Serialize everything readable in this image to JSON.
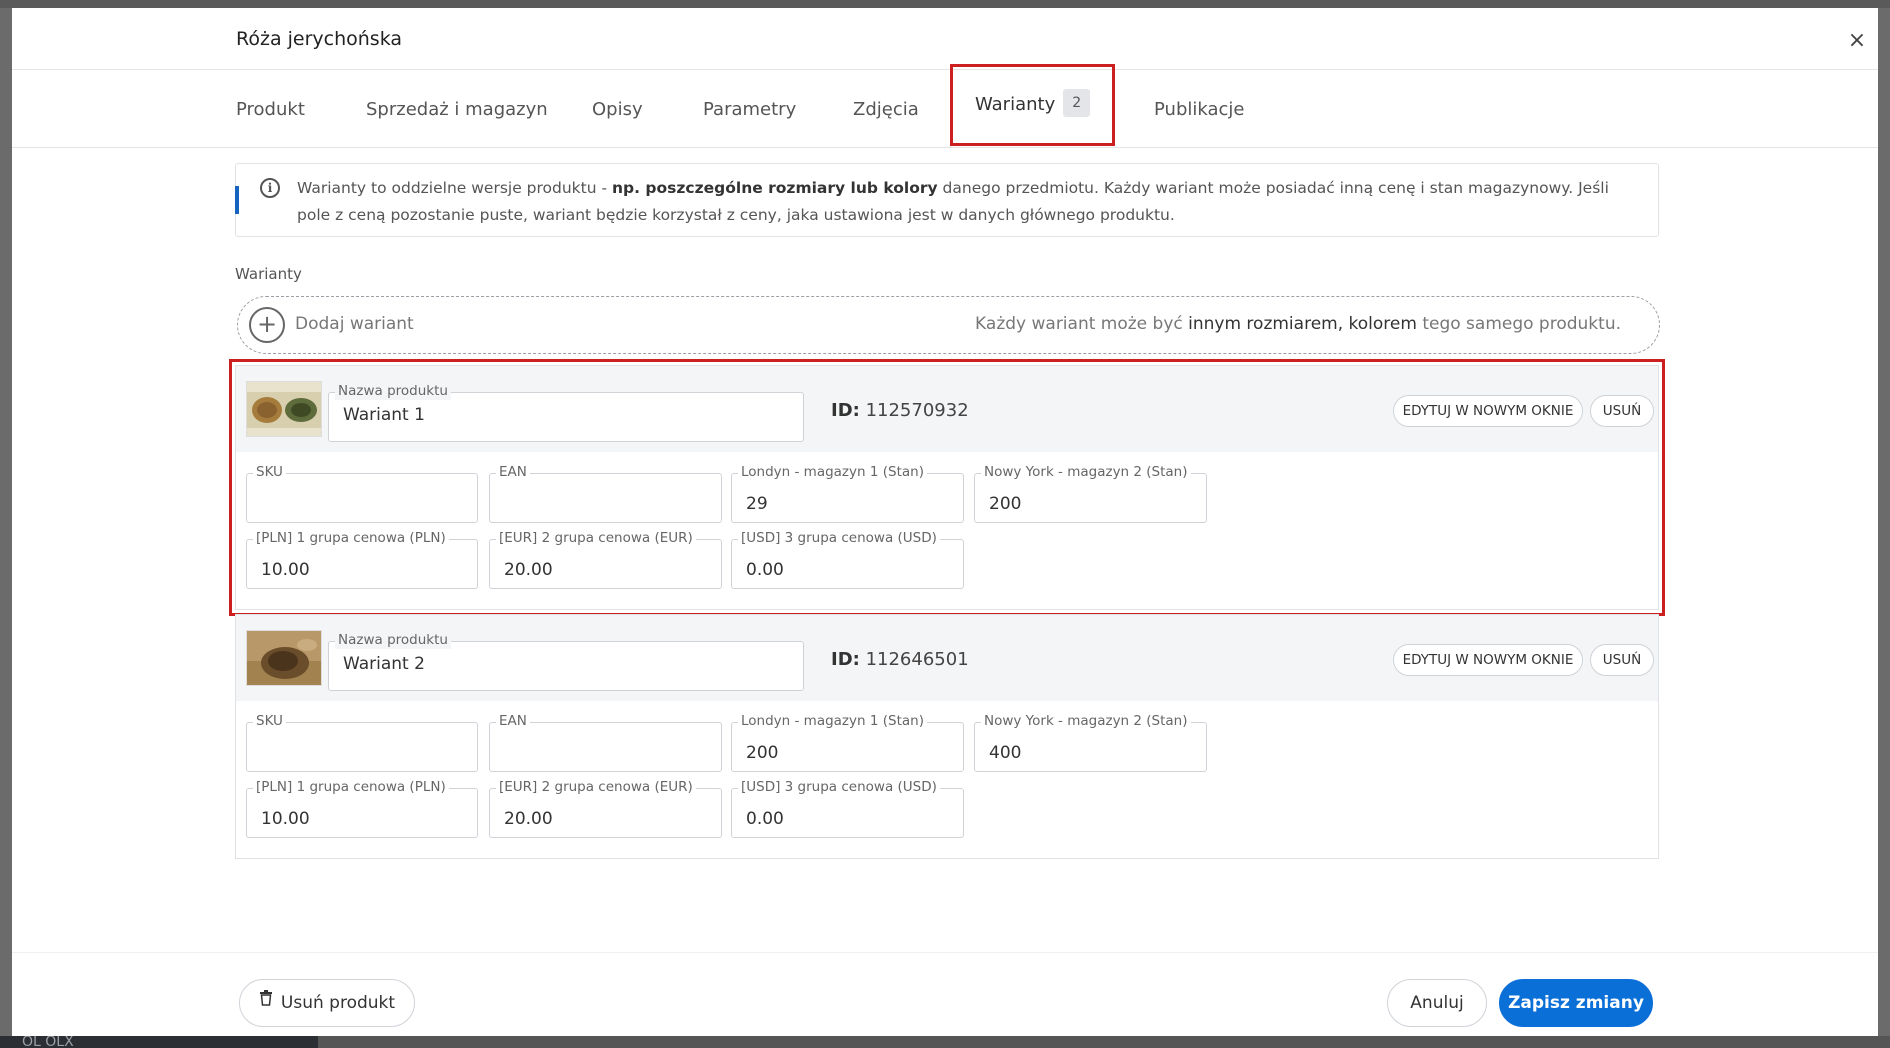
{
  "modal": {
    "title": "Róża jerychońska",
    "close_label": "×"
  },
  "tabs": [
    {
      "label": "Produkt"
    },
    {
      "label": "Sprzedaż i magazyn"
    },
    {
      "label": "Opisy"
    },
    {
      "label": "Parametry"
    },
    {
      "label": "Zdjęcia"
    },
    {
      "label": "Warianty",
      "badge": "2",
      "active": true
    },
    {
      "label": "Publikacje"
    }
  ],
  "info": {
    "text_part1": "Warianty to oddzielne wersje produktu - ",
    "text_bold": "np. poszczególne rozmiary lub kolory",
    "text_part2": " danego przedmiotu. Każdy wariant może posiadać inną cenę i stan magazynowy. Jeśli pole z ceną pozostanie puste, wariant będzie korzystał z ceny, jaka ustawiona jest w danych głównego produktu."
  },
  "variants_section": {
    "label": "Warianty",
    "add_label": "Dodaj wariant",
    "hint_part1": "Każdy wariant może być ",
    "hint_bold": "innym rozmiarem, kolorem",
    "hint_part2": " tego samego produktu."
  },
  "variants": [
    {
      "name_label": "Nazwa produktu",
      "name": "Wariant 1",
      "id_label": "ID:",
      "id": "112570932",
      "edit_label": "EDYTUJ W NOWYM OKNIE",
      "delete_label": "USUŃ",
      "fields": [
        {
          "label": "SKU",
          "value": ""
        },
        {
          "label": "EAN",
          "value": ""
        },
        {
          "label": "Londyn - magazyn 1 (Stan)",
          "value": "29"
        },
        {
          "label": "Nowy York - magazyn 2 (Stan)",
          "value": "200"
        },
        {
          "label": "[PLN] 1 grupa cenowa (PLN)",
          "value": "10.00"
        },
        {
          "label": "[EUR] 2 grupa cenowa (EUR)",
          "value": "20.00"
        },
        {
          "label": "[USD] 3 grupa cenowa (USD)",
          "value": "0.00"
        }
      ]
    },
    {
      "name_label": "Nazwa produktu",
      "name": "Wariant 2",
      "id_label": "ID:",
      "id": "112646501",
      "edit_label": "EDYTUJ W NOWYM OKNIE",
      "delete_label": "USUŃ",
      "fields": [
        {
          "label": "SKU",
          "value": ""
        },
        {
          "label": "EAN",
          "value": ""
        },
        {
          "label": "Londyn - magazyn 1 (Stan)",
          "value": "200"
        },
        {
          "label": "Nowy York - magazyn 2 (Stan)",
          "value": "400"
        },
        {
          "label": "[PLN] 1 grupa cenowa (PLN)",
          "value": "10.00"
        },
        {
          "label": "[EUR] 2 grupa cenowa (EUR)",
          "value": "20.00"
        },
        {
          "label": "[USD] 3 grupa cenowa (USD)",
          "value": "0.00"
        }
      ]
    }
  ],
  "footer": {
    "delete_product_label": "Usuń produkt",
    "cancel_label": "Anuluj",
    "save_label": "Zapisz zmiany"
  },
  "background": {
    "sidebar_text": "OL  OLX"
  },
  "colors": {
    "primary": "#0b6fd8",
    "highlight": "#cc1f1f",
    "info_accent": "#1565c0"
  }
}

###

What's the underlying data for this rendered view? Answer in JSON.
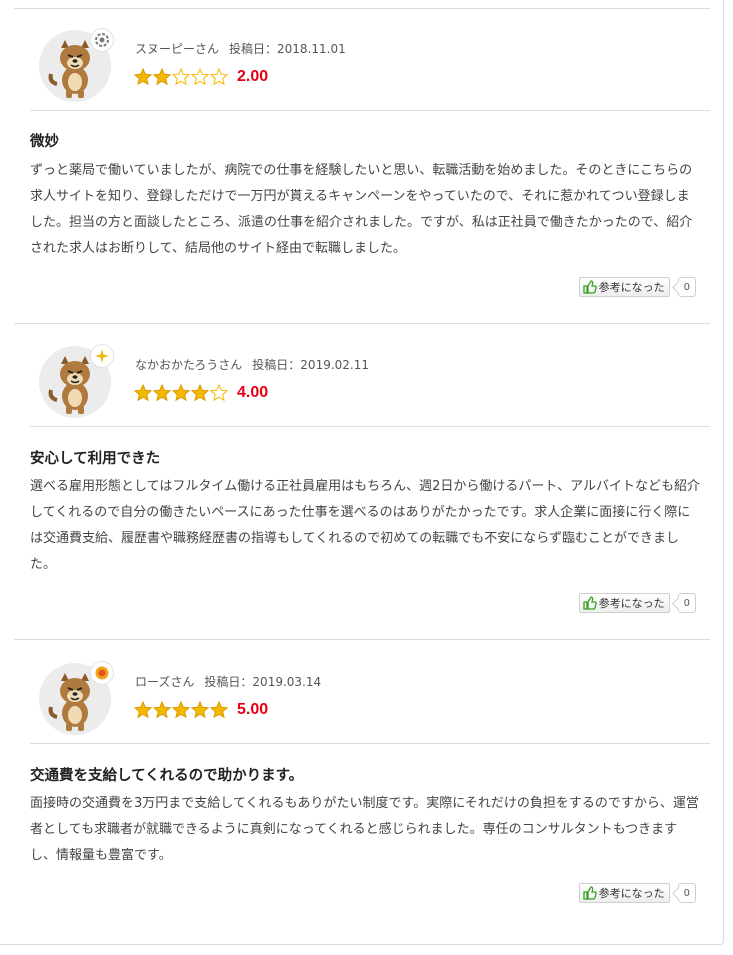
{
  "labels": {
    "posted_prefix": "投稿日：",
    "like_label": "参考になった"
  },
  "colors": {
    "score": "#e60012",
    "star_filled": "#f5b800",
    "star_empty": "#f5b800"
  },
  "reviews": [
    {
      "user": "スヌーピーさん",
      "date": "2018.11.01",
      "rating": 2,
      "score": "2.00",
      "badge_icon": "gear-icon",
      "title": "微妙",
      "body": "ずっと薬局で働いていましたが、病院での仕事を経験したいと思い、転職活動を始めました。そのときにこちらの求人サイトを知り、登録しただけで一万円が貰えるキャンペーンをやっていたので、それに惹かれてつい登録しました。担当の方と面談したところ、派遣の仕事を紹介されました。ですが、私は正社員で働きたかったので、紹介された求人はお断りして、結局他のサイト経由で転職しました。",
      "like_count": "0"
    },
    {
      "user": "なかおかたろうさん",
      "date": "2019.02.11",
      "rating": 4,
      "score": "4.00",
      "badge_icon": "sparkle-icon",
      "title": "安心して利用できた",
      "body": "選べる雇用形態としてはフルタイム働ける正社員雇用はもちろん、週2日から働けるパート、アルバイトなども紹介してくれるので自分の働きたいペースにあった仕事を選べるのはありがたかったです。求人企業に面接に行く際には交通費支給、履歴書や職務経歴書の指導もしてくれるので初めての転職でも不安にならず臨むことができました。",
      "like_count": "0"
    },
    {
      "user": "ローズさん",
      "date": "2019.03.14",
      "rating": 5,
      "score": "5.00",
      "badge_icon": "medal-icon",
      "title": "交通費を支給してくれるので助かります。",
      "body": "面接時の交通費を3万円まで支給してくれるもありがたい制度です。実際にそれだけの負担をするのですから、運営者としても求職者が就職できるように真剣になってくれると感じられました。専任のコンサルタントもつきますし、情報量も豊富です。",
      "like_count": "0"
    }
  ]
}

###

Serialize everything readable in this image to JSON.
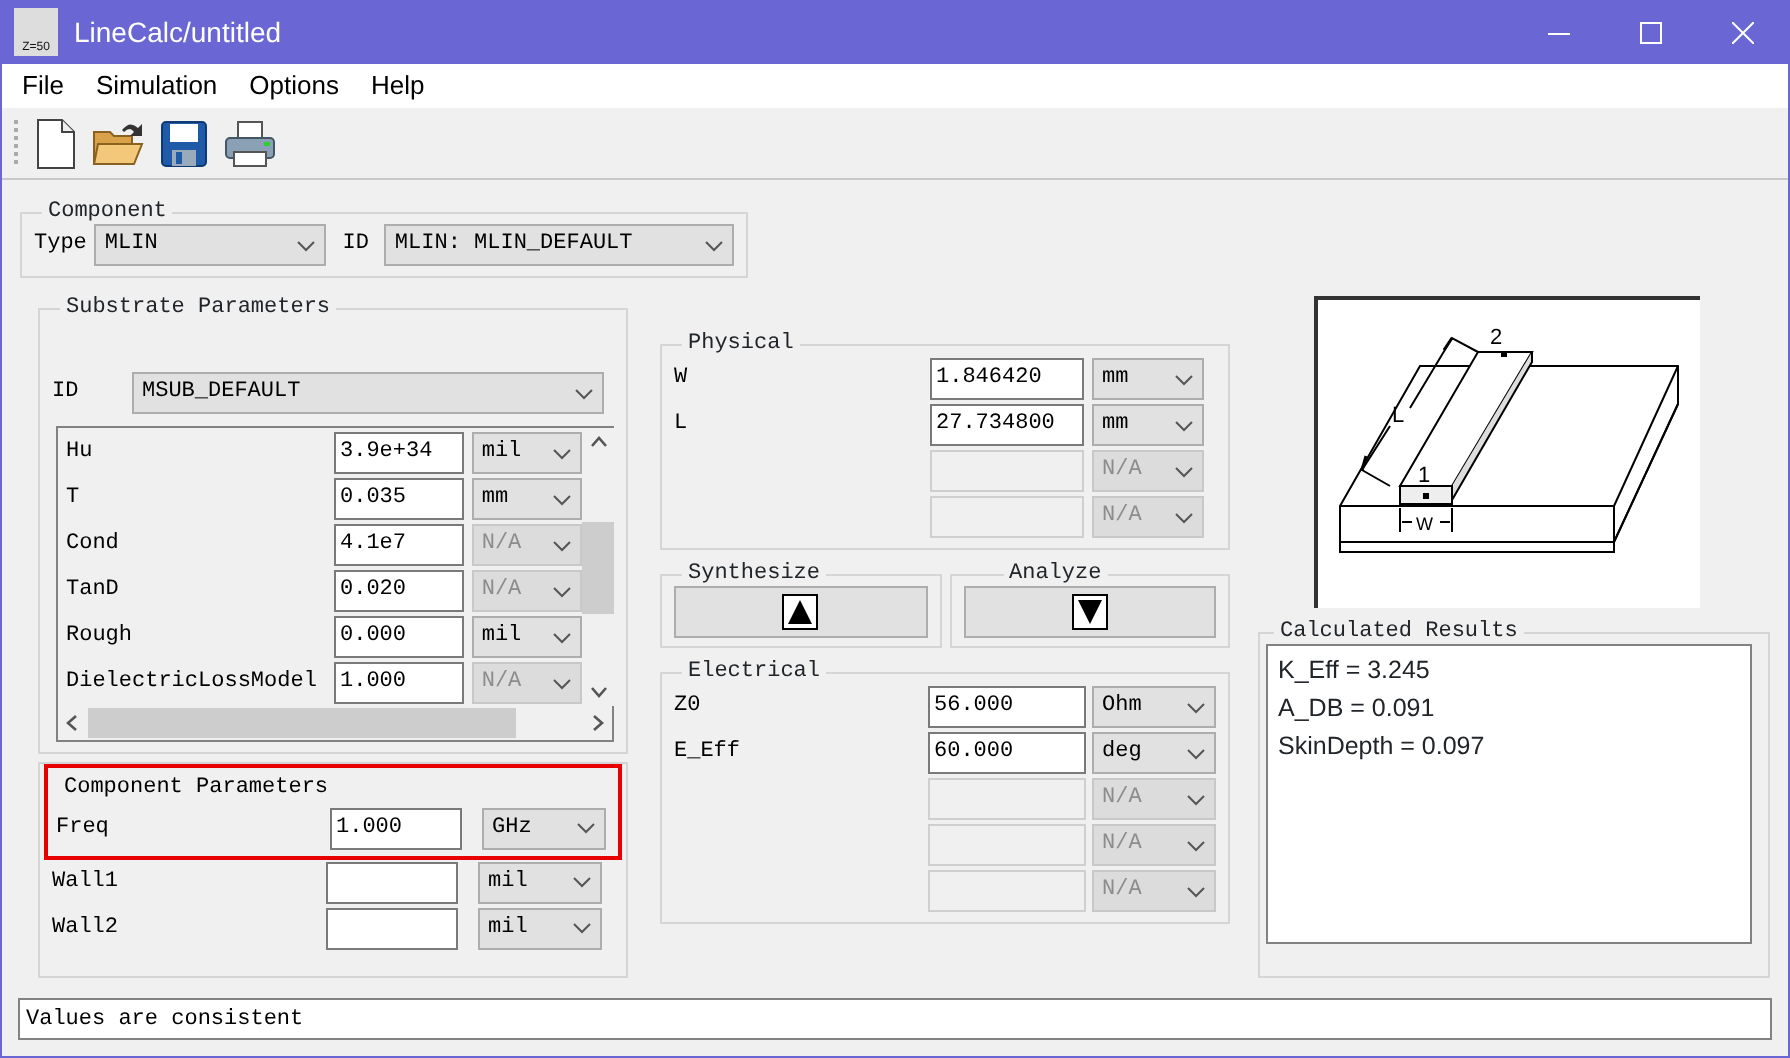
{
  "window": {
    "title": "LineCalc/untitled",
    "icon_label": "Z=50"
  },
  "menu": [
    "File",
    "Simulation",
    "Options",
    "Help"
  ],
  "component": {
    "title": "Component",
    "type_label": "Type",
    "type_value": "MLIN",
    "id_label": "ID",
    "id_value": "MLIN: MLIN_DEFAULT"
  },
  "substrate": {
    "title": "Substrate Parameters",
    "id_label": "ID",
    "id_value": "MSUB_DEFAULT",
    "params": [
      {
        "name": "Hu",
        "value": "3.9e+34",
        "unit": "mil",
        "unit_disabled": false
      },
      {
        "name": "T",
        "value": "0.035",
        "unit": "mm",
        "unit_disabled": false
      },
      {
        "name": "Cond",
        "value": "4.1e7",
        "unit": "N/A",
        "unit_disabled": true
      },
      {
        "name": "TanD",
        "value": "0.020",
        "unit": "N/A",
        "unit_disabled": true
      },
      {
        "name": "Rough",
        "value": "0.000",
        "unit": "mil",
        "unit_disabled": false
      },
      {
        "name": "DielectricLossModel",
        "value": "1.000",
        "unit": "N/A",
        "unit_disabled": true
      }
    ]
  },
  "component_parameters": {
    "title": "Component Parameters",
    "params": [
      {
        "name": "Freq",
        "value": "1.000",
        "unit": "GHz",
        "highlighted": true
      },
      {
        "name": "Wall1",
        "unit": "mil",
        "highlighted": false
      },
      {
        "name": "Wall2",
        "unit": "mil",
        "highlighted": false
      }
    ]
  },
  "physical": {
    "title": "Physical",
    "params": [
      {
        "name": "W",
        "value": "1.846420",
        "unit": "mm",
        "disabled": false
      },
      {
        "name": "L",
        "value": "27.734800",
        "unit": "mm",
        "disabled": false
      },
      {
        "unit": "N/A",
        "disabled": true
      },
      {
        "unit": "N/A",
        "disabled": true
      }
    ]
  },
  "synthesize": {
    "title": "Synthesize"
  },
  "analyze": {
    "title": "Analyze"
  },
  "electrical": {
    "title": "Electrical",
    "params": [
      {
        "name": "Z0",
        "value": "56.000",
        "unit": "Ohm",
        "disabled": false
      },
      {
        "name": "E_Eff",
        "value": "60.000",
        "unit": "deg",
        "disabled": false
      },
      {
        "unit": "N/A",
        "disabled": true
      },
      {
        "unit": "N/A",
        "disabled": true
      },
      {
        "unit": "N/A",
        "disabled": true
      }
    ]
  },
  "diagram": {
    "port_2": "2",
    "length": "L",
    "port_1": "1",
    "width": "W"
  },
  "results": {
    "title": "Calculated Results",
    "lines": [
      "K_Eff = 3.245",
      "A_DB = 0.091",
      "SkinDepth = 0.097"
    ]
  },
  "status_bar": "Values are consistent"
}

###

* GOAL OF THE EXERCISE
Collect each line of the entries that has the word "score", copying it in full.

* ANSWER TO THIS PROBLEM
    "score": "#e60012",
      "score": "2.00",
      "score": "4.00",
      "score": "5.00",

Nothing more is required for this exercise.